> Information shown
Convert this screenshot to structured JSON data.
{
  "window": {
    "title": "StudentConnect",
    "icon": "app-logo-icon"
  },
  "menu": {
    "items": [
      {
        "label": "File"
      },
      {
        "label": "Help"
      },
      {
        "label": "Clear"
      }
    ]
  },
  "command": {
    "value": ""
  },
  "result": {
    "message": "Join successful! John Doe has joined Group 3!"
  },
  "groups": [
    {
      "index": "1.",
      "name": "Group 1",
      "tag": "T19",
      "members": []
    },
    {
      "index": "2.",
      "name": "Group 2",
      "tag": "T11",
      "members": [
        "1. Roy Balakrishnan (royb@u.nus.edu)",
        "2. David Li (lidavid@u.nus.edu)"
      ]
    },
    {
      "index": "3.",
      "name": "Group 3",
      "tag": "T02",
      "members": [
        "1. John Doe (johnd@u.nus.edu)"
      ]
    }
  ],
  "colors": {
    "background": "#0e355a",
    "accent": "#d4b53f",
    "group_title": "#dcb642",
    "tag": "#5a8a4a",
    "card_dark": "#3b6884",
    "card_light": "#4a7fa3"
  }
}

--

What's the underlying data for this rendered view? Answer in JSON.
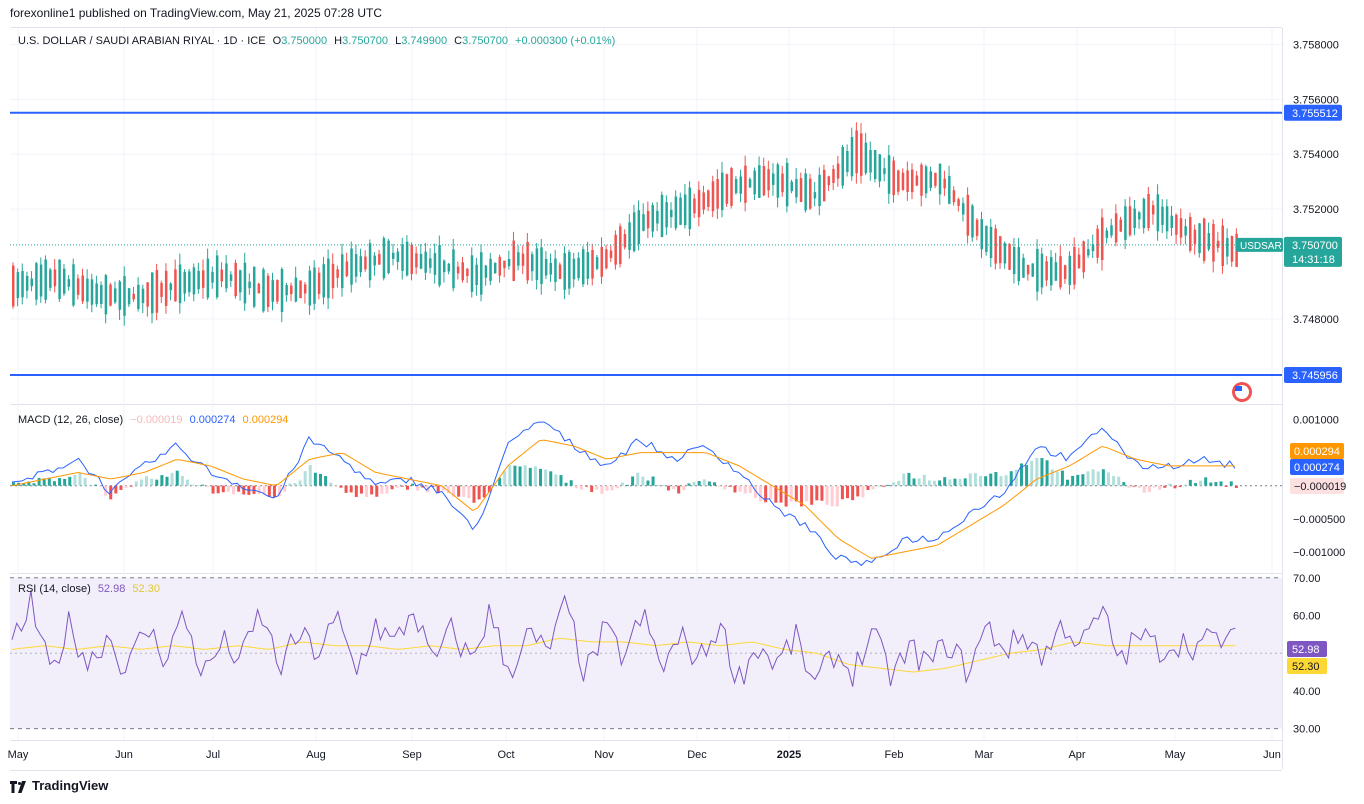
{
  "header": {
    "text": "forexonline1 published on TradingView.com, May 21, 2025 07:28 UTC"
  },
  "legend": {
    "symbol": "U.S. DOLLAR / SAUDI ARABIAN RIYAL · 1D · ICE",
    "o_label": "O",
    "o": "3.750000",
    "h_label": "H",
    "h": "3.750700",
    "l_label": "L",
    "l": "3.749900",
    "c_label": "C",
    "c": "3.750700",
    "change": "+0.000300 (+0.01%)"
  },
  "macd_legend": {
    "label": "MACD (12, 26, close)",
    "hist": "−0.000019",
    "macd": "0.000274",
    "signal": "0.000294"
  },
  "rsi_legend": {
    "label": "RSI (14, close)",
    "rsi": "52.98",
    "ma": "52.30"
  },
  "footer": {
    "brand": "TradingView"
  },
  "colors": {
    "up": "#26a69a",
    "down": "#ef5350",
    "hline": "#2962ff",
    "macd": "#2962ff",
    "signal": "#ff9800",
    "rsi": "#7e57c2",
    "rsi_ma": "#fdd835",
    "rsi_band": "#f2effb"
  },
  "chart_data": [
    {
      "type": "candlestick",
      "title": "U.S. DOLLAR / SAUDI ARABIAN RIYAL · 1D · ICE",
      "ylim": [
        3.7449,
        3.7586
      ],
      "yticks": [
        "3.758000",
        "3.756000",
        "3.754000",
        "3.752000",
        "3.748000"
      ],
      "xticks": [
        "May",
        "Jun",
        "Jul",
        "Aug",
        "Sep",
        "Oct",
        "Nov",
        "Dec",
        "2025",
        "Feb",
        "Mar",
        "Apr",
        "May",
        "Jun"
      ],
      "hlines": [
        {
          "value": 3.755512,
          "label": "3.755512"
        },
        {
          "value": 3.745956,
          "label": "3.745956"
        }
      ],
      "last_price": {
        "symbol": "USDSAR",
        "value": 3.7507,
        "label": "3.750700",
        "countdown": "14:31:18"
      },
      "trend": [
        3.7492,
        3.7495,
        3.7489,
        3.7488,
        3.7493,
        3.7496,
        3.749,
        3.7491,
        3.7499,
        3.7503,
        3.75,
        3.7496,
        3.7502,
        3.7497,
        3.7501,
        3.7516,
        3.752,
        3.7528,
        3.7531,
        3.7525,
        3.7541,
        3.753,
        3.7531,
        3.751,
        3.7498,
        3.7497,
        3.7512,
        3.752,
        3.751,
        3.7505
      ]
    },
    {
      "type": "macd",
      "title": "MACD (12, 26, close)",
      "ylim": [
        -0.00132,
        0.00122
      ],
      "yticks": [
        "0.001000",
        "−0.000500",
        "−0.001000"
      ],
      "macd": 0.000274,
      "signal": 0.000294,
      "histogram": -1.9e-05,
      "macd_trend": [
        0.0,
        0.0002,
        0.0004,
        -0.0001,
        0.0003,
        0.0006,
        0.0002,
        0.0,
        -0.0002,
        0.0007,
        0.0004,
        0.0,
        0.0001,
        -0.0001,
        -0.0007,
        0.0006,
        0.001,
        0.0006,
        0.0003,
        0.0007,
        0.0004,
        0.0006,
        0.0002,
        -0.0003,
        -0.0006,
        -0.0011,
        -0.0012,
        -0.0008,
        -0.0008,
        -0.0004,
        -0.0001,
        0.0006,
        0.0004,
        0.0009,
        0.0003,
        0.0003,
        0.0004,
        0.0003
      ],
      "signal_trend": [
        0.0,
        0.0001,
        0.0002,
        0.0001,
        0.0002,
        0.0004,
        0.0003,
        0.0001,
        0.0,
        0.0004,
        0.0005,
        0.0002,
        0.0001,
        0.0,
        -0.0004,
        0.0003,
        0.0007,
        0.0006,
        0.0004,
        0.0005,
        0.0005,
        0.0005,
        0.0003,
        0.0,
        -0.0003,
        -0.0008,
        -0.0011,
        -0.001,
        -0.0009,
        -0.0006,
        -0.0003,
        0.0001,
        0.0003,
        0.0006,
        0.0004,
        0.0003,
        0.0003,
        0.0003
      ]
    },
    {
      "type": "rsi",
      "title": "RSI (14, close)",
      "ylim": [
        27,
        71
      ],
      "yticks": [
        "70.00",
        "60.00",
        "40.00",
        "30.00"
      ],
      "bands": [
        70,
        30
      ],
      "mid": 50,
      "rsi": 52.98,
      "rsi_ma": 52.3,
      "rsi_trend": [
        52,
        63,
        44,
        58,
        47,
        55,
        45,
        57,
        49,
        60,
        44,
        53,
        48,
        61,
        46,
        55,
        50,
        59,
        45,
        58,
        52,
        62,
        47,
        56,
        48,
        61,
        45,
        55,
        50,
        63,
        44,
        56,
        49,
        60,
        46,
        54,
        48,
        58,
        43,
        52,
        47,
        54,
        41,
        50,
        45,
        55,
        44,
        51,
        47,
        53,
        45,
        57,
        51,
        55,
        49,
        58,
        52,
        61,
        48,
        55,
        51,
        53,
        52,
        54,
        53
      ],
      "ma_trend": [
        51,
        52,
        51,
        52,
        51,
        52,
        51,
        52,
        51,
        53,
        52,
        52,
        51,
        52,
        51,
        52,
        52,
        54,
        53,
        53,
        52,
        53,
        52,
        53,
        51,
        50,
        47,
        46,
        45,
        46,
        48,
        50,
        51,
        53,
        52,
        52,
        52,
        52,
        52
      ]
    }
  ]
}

--

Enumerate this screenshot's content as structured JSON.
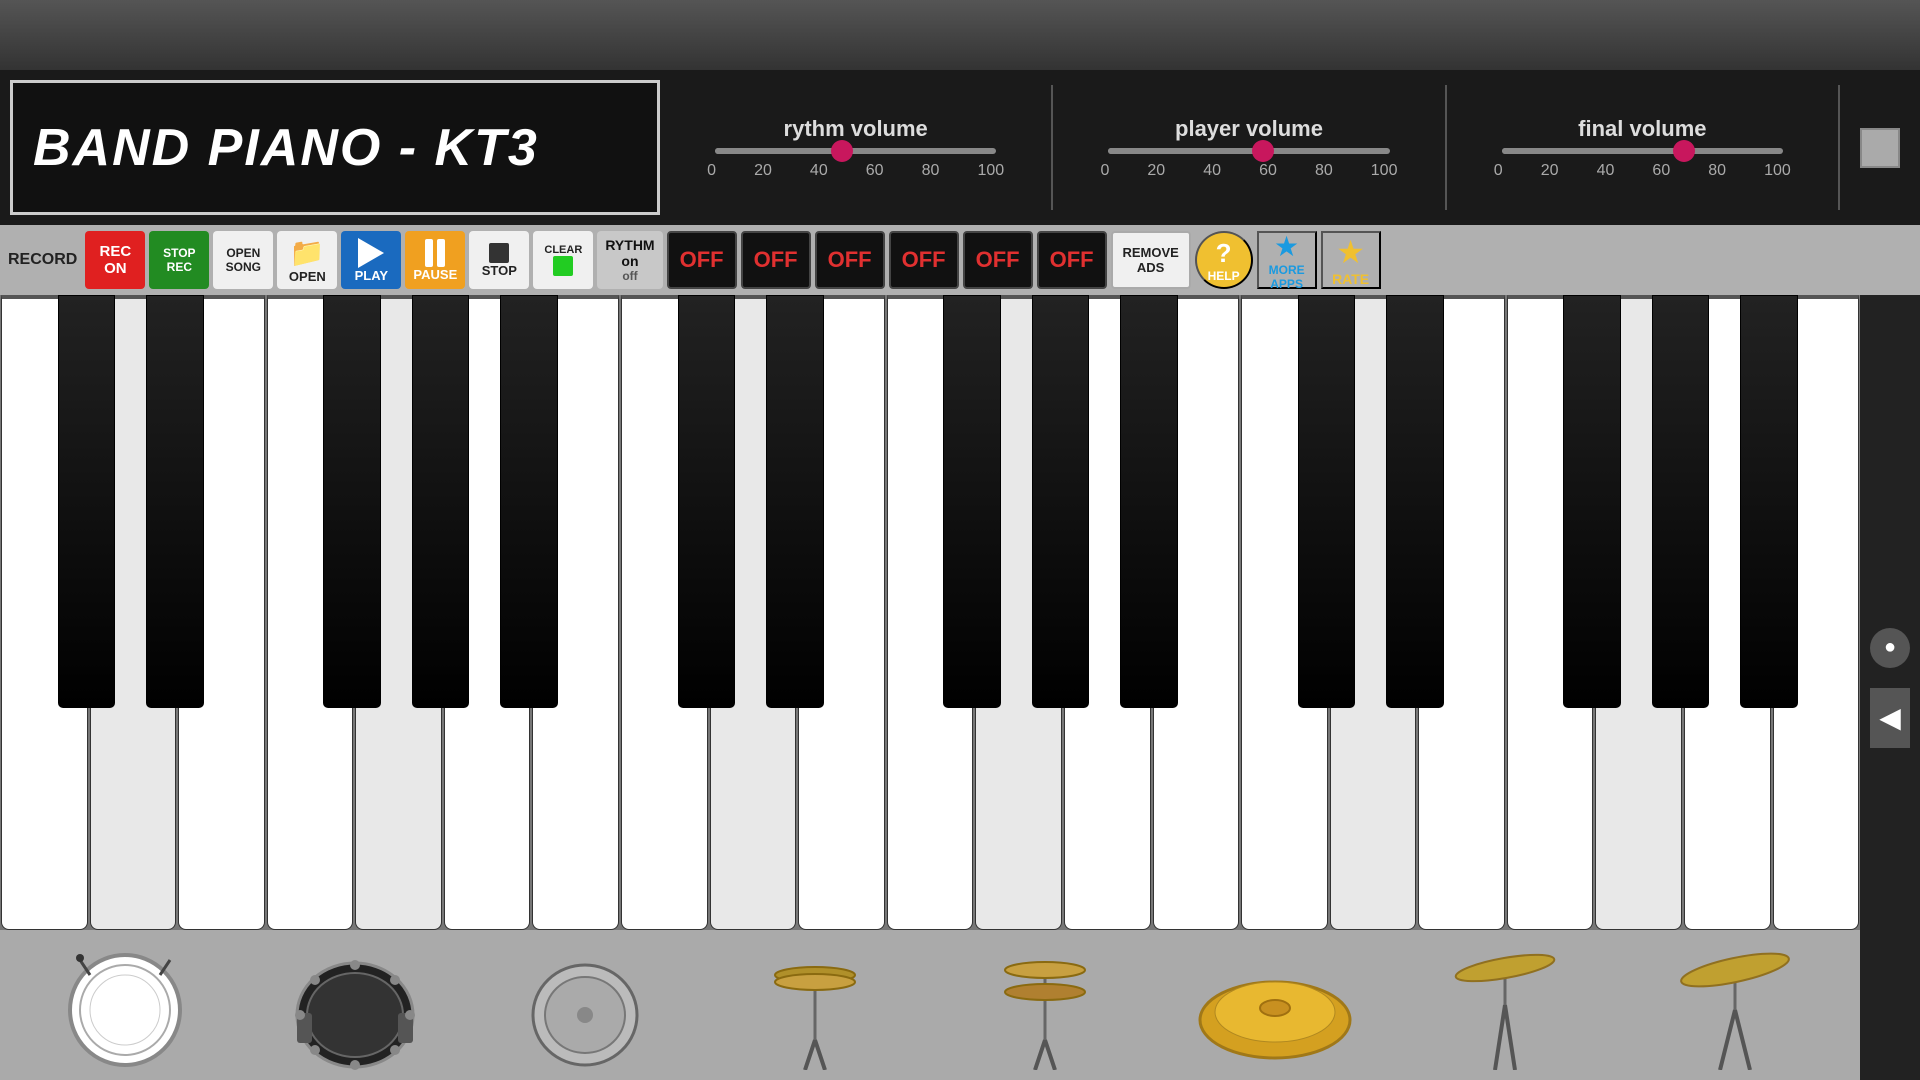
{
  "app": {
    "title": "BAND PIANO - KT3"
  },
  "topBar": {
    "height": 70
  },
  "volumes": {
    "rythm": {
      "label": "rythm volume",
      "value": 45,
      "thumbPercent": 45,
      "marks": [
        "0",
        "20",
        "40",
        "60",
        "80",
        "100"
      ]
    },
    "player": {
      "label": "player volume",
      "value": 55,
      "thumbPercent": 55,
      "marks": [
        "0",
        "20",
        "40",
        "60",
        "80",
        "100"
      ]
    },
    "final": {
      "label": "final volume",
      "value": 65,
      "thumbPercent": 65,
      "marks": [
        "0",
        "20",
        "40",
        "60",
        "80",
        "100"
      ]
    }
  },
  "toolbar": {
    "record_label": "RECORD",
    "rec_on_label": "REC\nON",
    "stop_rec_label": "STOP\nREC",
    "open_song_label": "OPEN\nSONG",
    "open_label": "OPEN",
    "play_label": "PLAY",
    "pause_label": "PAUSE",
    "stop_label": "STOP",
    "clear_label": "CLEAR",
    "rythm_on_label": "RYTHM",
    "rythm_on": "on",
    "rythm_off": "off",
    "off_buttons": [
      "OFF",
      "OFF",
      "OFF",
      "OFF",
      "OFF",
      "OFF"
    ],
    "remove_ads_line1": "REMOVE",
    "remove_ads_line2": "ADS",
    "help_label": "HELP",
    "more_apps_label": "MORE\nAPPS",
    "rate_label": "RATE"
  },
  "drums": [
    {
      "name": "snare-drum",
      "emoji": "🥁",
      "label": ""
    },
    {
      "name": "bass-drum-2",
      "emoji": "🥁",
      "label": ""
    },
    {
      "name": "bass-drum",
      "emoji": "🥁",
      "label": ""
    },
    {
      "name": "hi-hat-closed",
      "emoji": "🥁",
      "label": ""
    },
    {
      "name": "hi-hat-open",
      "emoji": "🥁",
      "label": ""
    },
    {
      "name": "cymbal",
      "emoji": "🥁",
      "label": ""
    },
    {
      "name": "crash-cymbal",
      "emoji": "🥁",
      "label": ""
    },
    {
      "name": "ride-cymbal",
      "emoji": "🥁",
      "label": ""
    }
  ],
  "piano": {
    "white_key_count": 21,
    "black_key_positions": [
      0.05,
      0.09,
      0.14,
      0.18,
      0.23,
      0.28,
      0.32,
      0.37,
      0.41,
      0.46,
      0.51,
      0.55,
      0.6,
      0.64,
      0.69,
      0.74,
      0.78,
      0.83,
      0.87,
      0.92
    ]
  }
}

> Challenge
Identify the lines of the entries containing the string "structured". Copy each such line.

> Solved exercise
Convert this screenshot to structured JSON data.
Enumerate this screenshot's content as structured JSON.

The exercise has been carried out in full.